> [SHORT TASK]:
Set down each entry from the block beneath, exactly as written.

> [RECORDS]:
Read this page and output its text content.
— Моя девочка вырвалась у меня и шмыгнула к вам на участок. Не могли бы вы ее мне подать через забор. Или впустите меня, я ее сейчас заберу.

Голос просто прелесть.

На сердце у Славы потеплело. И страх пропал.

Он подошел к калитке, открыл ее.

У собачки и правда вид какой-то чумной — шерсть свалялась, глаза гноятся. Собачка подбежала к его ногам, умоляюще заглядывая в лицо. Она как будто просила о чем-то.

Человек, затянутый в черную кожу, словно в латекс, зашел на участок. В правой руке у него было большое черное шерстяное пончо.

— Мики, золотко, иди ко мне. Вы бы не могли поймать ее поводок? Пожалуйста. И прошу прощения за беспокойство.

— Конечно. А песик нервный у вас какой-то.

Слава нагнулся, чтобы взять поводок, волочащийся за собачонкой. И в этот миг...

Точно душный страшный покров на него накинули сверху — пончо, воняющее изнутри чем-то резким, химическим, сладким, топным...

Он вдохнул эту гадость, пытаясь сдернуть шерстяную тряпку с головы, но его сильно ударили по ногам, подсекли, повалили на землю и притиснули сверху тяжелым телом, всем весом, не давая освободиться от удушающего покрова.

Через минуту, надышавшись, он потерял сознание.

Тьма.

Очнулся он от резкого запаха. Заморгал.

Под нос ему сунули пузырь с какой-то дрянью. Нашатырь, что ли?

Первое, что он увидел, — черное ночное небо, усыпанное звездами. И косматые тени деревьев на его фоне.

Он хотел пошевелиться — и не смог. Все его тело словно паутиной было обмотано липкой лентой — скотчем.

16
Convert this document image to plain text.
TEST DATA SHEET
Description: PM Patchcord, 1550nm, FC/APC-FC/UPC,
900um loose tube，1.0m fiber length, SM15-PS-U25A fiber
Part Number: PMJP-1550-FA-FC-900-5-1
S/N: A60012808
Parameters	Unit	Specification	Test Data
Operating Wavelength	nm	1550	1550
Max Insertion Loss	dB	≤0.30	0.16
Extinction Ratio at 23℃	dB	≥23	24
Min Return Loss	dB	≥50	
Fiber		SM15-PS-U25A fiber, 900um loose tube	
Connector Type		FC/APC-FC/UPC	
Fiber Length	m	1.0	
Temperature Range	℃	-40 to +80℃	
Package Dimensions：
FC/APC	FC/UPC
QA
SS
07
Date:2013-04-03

> [COMPLETE OUTPUT]:
Read this page and output its text content.
— Моя девочка вырвалась у меня и шмыгнула к вам на участок. Не могли бы вы ее мне подать через забор. Или впустите меня, я ее сейчас заберу.

Голос просто прелесть.

На сердце у Славы потеплело. И страх пропал.

Он подошел к калитке, открыл ее.

У собачки и правда вид какой-то чумной — шерсть свалялась, глаза гноятся. Собачка подбежала к его ногам, умоляюще заглядывая в лицо. Она как будто просила о чем-то.

Человек, затянутый в черную кожу, словно в латекс, зашел на участок. В правой руке у него было большое черное шерстяное пончо.

— Мики, золотко, иди ко мне. Вы бы не могли поймать ее поводок? Пожалуйста. И прошу прощения за беспокойство.

— Конечно. А песик нервный у вас какой-то.

Слава нагнулся, чтобы взять поводок, волочащийся за собачонкой. И в этот миг...

Точно душный страшный покров на него накинули сверху — пончо, воняющее изнутри чем-то резким, химическим, сладким, топным...

Он вдохнул эту гадость, пытаясь сдернуть шерстяную тряпку с головы, но его сильно ударили по ногам, подсекли, повалили на землю и притиснули сверху тяжелым телом, всем весом, не давая освободиться от удушающего покрова.

Через минуту, надышавшись, он потерял сознание.

Тьма.

Очнулся он от резкого запаха. Заморгал.

Под нос ему сунули пузырь с какой-то дрянью. Нашатырь, что ли?

Первое, что он увидел, — черное ночное небо, усыпанное звездами. И косматые тени деревьев на его фоне.

Он хотел пошевелиться — и не смог. Все его тело словно паутиной было обмотано липкой лентой — скотчем.

16
Convert this document image to plain text.
TEST DATA SHEET
Description: PM Patchcord, 1550nm, FC/APC-FC/UPC,
900um loose tube，1.0m fiber length, SM15-PS-U25A fiber
Part Number: PMJP-1550-FA-FC-900-5-1
S/N: A60012808
Parameters	Unit	Specification	Test Data
Operating Wavelength	nm	1550	1550
Max Insertion Loss	dB	≤0.30	0.16
Extinction Ratio at 23℃	dB	≥23	24
Min Return Loss	dB	≥50	
Fiber		SM15-PS-U25A fiber, 900um loose tube	
Connector Type		FC/APC-FC/UPC	
Fiber Length	m	1.0	
Temperature Range	℃	-40 to +80℃	
Package Dimensions：
FC/APC	FC/UPC
QA
SS
07
Date:2013-04-03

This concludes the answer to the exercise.